(Records from a data collection)

-- begin --

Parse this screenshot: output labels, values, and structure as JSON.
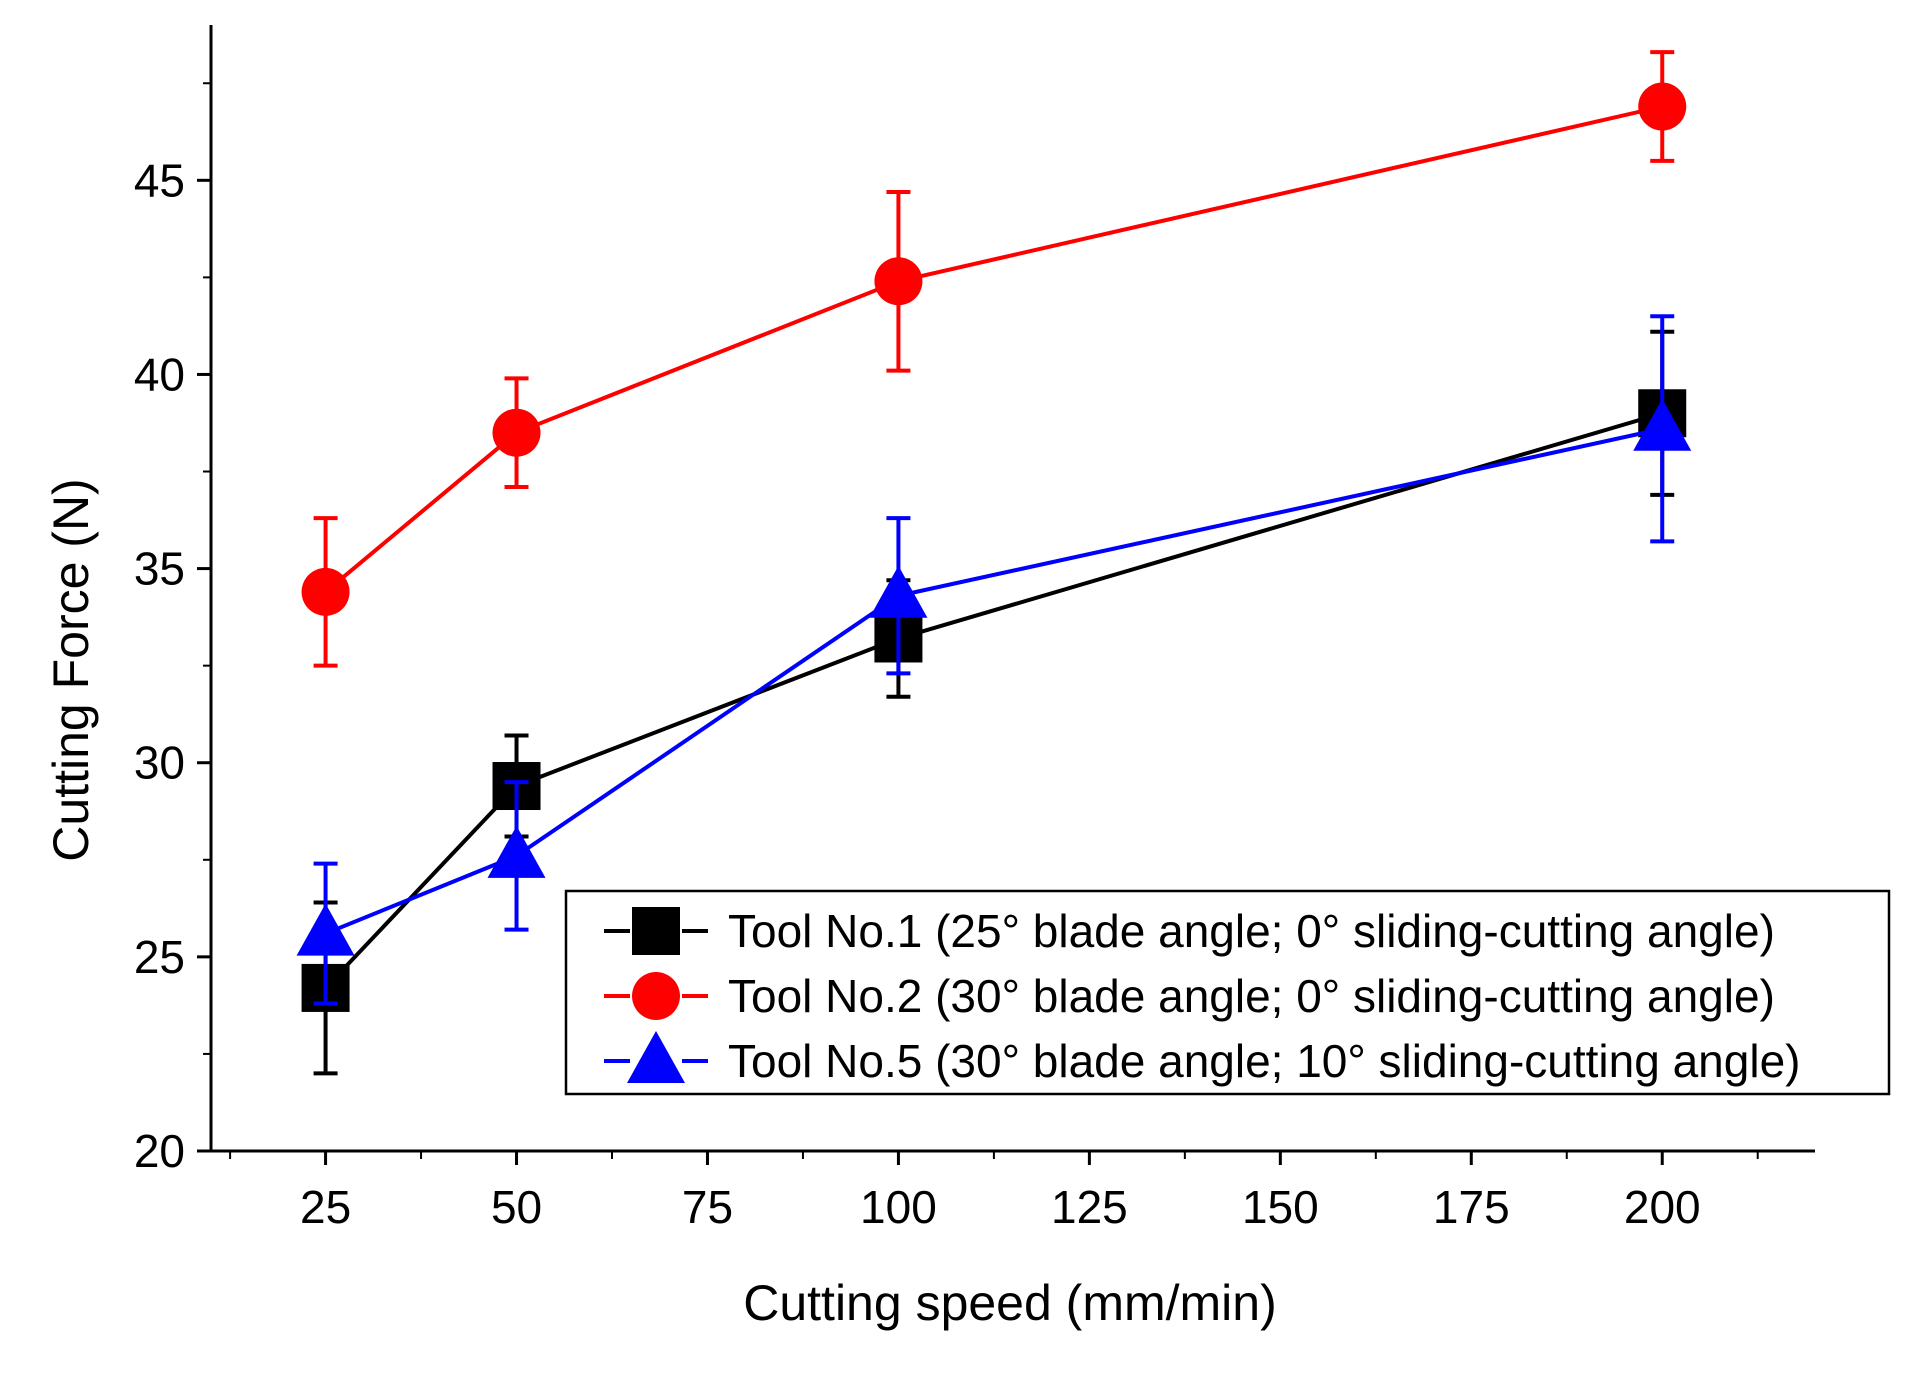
{
  "chart_data": {
    "type": "line",
    "xlabel": "Cutting speed (mm/min)",
    "ylabel": "Cutting Force (N)",
    "xlim": [
      10,
      220
    ],
    "ylim": [
      20,
      49
    ],
    "xticks": [
      25,
      50,
      75,
      100,
      125,
      150,
      175,
      200
    ],
    "yticks": [
      20,
      25,
      30,
      35,
      40,
      45
    ],
    "grid": false,
    "legend_position": "bottom-right",
    "x": [
      25,
      50,
      100,
      200
    ],
    "series": [
      {
        "name": "Tool No.1 (25° blade angle; 0° sliding-cutting angle)",
        "color": "#000000",
        "marker": "square",
        "values": [
          24.2,
          29.4,
          33.2,
          39.0
        ],
        "errors": [
          2.2,
          1.3,
          1.5,
          2.1
        ]
      },
      {
        "name": "Tool No.2 (30° blade angle; 0° sliding-cutting angle)",
        "color": "#ff0000",
        "marker": "circle",
        "values": [
          34.4,
          38.5,
          42.4,
          46.9
        ],
        "errors": [
          1.9,
          1.4,
          2.3,
          1.4
        ]
      },
      {
        "name": "Tool No.5 (30° blade angle; 10° sliding-cutting angle)",
        "color": "#0000ff",
        "marker": "triangle",
        "values": [
          25.6,
          27.6,
          34.3,
          38.6
        ],
        "errors": [
          1.8,
          1.9,
          2.0,
          2.9
        ]
      }
    ]
  }
}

-- end --

=== Do this ===
Omit every picture while copying the listing above exactly.

=== Reply ===
Parse this screenshot: output labels, values, and structure as JSON.
{
  "chart_data": {
    "type": "line",
    "xlabel": "Cutting speed (mm/min)",
    "ylabel": "Cutting Force (N)",
    "xlim": [
      10,
      220
    ],
    "ylim": [
      20,
      49
    ],
    "xticks": [
      25,
      50,
      75,
      100,
      125,
      150,
      175,
      200
    ],
    "yticks": [
      20,
      25,
      30,
      35,
      40,
      45
    ],
    "grid": false,
    "legend_position": "bottom-right",
    "x": [
      25,
      50,
      100,
      200
    ],
    "series": [
      {
        "name": "Tool No.1 (25° blade angle; 0° sliding-cutting angle)",
        "color": "#000000",
        "marker": "square",
        "values": [
          24.2,
          29.4,
          33.2,
          39.0
        ],
        "errors": [
          2.2,
          1.3,
          1.5,
          2.1
        ]
      },
      {
        "name": "Tool No.2 (30° blade angle; 0° sliding-cutting angle)",
        "color": "#ff0000",
        "marker": "circle",
        "values": [
          34.4,
          38.5,
          42.4,
          46.9
        ],
        "errors": [
          1.9,
          1.4,
          2.3,
          1.4
        ]
      },
      {
        "name": "Tool No.5 (30° blade angle; 10° sliding-cutting angle)",
        "color": "#0000ff",
        "marker": "triangle",
        "values": [
          25.6,
          27.6,
          34.3,
          38.6
        ],
        "errors": [
          1.8,
          1.9,
          2.0,
          2.9
        ]
      }
    ]
  }
}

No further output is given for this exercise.